■ EXTRACT PROVIDED
-- Opening Marker --

Role of Epigenetics in Immunity and Immune Response to Vaccination
Necip Ozan Tiryakioglu
Necip Ozan Tiryakioglu will always be remembered for his hardworking, scientific seriousness, and productivity. We would like to extend our condolences to his family, lovers, and the scientific community.
The Immune System
An effective immune system is the result of interaction and interplay between the innate immune system and the adaptive immune system.
Innate immunity functions as general resistance, which provides continuous but non-specific protection against pathogens. This general resistance involves natural protections such as skin, low gastric pH, lysozyme, mucus, cilia, and the natural microflora. The innate immune system does not provide a specific and reinforced response to repeated pathogen exposure and is therefore described as not having “long term memory” (Turvey and Broide 2010).

-- Closing Marker --

■ LISTED ENTRIES
-- Opening Marker --

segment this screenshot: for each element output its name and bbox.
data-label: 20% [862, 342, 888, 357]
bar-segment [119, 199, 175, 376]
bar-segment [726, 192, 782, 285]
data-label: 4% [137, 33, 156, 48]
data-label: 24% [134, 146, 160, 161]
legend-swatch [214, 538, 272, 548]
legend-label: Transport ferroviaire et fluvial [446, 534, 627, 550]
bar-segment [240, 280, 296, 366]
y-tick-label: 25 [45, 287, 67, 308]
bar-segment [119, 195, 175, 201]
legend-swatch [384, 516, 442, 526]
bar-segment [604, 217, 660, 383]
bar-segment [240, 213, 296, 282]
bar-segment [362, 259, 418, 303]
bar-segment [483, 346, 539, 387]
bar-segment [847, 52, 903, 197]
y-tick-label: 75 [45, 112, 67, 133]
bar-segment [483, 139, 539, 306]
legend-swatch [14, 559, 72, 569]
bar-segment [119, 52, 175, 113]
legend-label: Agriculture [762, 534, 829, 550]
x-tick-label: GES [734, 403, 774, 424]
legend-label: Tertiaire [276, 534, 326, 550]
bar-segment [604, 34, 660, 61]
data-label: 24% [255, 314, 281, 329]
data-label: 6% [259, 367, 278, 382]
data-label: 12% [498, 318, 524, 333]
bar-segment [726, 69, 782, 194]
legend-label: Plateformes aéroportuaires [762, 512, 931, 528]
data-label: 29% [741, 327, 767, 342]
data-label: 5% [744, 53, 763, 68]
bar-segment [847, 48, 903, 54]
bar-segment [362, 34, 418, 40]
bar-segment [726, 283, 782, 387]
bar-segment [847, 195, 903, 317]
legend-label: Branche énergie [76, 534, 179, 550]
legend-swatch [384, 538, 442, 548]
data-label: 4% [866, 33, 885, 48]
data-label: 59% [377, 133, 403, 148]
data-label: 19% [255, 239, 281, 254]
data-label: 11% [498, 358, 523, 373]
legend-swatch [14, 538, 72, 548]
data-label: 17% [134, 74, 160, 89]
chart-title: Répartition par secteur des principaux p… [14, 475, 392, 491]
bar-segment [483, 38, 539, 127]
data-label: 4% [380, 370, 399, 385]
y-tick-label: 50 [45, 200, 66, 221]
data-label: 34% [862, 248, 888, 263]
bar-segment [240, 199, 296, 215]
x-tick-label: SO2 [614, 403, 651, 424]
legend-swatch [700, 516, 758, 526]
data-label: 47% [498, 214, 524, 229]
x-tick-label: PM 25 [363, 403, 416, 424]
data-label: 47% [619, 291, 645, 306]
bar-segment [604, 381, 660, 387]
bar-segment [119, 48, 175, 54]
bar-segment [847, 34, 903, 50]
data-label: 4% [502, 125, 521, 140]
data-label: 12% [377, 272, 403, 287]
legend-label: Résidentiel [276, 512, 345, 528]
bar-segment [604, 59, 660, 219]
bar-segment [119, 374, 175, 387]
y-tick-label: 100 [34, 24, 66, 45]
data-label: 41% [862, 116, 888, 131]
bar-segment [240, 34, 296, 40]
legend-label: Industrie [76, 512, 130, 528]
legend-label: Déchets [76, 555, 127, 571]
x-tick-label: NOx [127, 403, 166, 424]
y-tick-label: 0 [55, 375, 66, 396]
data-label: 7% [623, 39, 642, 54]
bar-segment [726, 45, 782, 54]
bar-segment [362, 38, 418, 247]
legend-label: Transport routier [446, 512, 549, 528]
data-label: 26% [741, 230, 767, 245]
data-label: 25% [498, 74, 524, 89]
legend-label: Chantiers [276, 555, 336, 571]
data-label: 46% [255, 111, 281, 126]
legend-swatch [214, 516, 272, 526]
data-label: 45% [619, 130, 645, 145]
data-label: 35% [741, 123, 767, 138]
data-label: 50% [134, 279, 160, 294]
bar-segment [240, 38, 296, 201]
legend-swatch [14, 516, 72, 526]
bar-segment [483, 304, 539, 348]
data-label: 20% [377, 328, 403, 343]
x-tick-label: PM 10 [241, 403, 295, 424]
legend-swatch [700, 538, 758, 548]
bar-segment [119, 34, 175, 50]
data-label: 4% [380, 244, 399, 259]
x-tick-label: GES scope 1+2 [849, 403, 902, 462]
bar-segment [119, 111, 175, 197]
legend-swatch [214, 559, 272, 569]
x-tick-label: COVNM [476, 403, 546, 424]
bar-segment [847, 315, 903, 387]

-- Closing Marker --

■ BRIEF A
Using the passage on immunity, decide whether each statement agrees with it. Answer yes or no for each, and quote the words from the passage that settle it.
(i) Innate immunity gives specific protection against pathogens.
(ii) Low gastric pH is one of the natural protections of general resistance.
(iii) The innate immune system is described as having long term memory.
■ BRIEF B
Answer these questions from the passage on immunity.
(i) Which two systems interact to produce an effective immune system?
(ii) Who does the passage say will always be remembered for his hard work, scientific seriousness, and productivity?
(iii) Which source is cited after the point about long term memory?

■ TASK SOLUTION A
(i) No: "continuous but non-specific protection against pathogens"
(ii) Yes: "This general resistance involves natural protections such as skin, low gastric pH, lysozyme, mucus, cilia, and the natural microflora."
(iii) No: "is therefore described as not having “long term memory”"

■ TASK SOLUTION B
(i) The innate immune system and the adaptive immune system
(ii) Necip Ozan Tiryakioglu
(iii) Turvey and Broide 2010